==== MATERIALS PROVIDED
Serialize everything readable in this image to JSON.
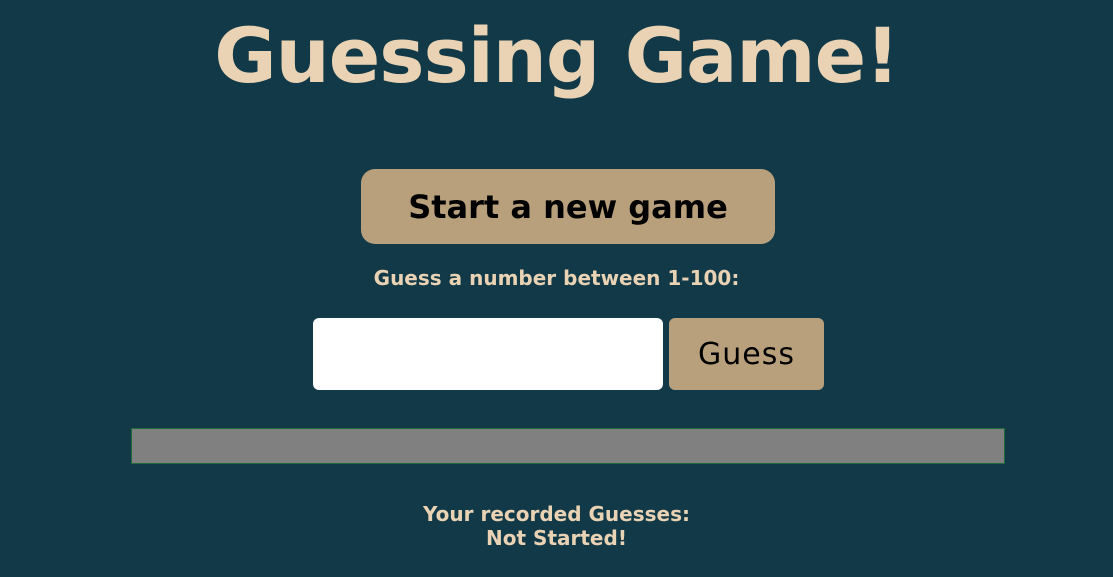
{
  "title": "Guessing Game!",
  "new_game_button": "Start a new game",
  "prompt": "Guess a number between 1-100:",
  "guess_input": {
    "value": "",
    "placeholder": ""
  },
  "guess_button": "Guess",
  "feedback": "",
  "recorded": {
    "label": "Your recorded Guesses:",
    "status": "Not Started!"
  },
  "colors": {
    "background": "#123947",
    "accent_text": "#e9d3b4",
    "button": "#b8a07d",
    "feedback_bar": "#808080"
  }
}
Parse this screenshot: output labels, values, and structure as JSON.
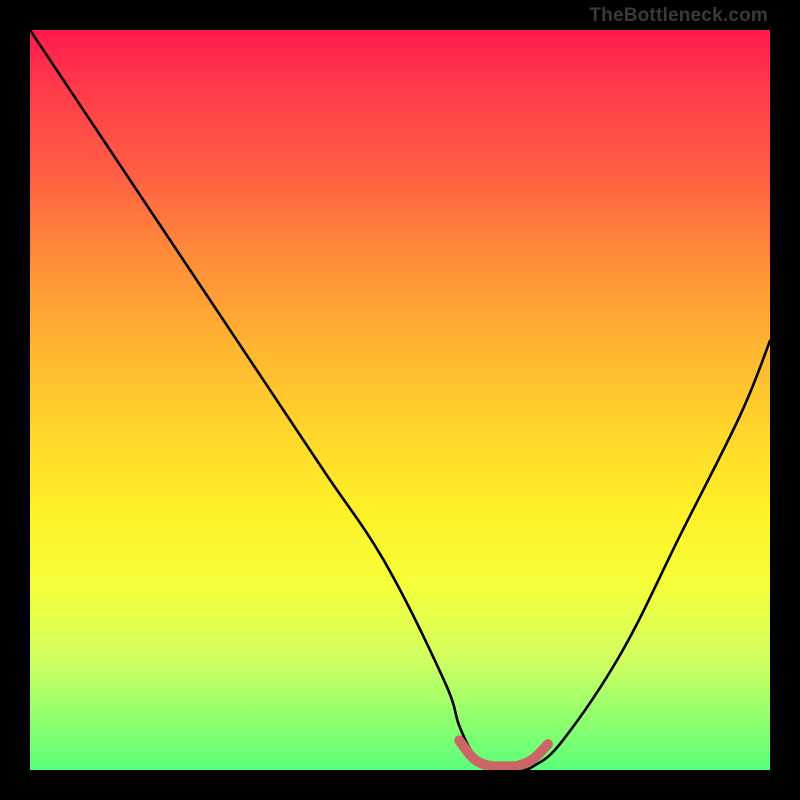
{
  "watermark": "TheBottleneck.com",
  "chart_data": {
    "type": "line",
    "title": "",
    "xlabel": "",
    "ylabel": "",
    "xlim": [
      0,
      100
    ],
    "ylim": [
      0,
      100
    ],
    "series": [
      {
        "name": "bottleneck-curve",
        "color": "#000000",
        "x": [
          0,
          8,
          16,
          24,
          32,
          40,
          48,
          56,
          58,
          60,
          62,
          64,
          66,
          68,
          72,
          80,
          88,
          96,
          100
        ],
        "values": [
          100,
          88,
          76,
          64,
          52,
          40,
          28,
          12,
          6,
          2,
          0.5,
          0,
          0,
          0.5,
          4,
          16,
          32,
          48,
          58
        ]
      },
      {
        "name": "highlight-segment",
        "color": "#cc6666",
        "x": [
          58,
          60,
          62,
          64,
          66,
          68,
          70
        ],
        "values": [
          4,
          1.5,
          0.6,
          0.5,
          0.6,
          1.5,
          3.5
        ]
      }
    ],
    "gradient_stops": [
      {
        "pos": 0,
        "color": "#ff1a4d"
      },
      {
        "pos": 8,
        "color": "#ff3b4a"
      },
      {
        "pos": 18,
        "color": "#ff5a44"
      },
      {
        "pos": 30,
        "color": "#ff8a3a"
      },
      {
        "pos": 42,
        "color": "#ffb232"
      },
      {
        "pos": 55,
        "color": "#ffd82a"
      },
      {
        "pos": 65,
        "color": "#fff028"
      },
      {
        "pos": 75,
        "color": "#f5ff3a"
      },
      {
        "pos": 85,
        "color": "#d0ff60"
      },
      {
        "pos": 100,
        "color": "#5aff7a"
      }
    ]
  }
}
========
==== MATERIALS PROVIDED
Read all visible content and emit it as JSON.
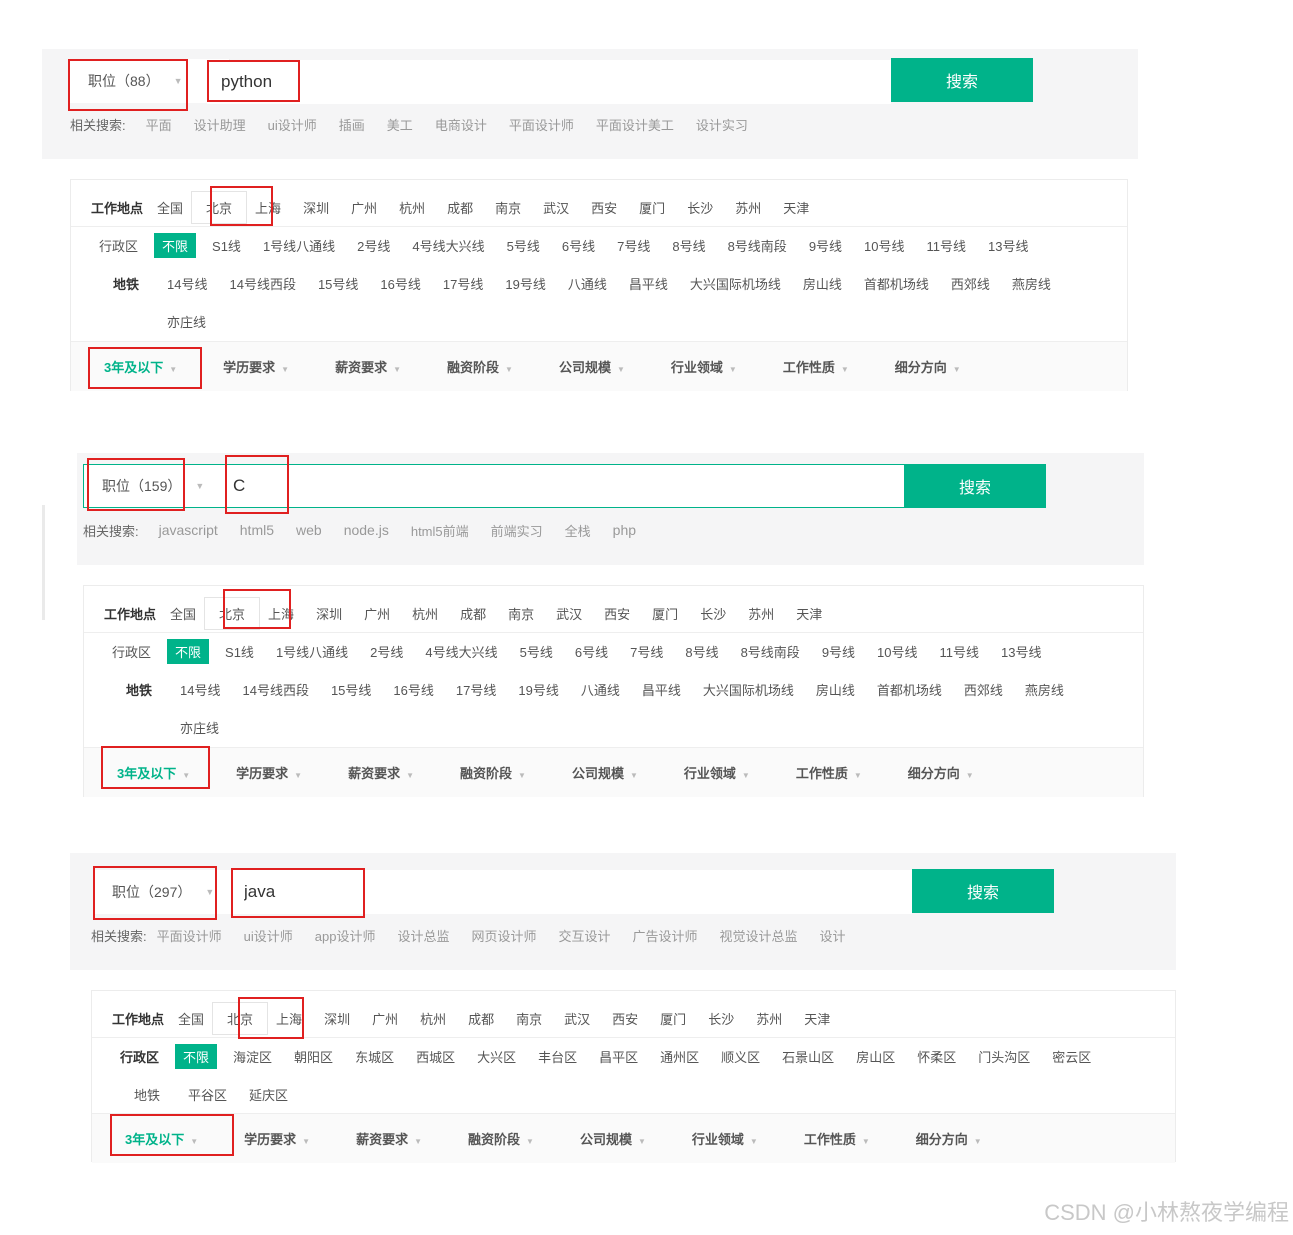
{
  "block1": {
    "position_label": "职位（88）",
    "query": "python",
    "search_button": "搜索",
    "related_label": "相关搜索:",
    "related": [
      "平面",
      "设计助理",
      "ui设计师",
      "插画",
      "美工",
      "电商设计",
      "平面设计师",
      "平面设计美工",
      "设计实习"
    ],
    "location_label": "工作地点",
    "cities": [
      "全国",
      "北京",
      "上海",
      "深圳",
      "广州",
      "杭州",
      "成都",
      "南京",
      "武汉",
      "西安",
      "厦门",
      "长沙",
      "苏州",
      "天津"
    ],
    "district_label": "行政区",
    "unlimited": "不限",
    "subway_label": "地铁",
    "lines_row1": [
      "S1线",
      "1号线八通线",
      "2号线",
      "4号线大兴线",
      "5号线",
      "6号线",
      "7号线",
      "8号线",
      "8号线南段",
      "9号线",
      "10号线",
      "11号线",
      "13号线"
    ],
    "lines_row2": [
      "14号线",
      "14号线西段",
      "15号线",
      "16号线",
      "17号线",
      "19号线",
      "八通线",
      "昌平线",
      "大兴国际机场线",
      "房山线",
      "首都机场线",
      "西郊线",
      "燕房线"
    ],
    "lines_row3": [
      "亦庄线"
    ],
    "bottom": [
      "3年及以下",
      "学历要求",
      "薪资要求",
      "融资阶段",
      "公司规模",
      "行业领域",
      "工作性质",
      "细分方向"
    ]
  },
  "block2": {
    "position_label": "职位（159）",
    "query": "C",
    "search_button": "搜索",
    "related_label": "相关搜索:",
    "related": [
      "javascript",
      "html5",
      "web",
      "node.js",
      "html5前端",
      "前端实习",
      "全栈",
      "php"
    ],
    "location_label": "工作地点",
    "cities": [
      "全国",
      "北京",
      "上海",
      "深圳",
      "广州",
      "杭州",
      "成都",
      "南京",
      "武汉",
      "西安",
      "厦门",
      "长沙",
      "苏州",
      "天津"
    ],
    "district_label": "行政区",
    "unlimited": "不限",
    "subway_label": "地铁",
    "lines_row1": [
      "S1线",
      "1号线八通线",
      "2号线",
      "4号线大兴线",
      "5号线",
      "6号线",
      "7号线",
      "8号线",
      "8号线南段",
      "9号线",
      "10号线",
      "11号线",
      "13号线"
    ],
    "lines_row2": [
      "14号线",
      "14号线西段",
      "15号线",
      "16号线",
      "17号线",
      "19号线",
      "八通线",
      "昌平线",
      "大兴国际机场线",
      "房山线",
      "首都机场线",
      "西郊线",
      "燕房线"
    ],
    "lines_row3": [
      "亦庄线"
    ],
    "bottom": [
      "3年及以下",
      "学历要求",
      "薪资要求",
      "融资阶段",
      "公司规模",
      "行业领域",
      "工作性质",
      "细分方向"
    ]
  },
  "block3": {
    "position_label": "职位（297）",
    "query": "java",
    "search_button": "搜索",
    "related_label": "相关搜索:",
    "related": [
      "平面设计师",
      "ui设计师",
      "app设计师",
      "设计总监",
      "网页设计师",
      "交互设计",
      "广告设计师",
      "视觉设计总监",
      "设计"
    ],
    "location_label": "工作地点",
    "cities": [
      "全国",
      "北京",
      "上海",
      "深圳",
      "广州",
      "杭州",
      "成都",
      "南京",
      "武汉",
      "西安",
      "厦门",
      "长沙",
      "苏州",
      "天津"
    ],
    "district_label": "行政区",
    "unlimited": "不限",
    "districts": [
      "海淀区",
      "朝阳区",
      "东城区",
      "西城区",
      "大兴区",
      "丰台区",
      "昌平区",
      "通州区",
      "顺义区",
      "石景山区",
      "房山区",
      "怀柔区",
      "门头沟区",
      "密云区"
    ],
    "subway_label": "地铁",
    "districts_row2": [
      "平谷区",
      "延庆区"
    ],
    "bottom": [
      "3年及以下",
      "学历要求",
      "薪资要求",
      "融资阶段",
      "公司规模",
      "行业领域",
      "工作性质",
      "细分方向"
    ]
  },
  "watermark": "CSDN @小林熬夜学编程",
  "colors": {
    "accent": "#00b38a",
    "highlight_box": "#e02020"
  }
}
========
PROBLEM - In the records above, find the lines containing "watermark" and copy them.

OUTPUT FOR THIS TASK -
  "watermark": "TheBottleneck.com",
  "watermark": "CSDN @小林熬夜学编程",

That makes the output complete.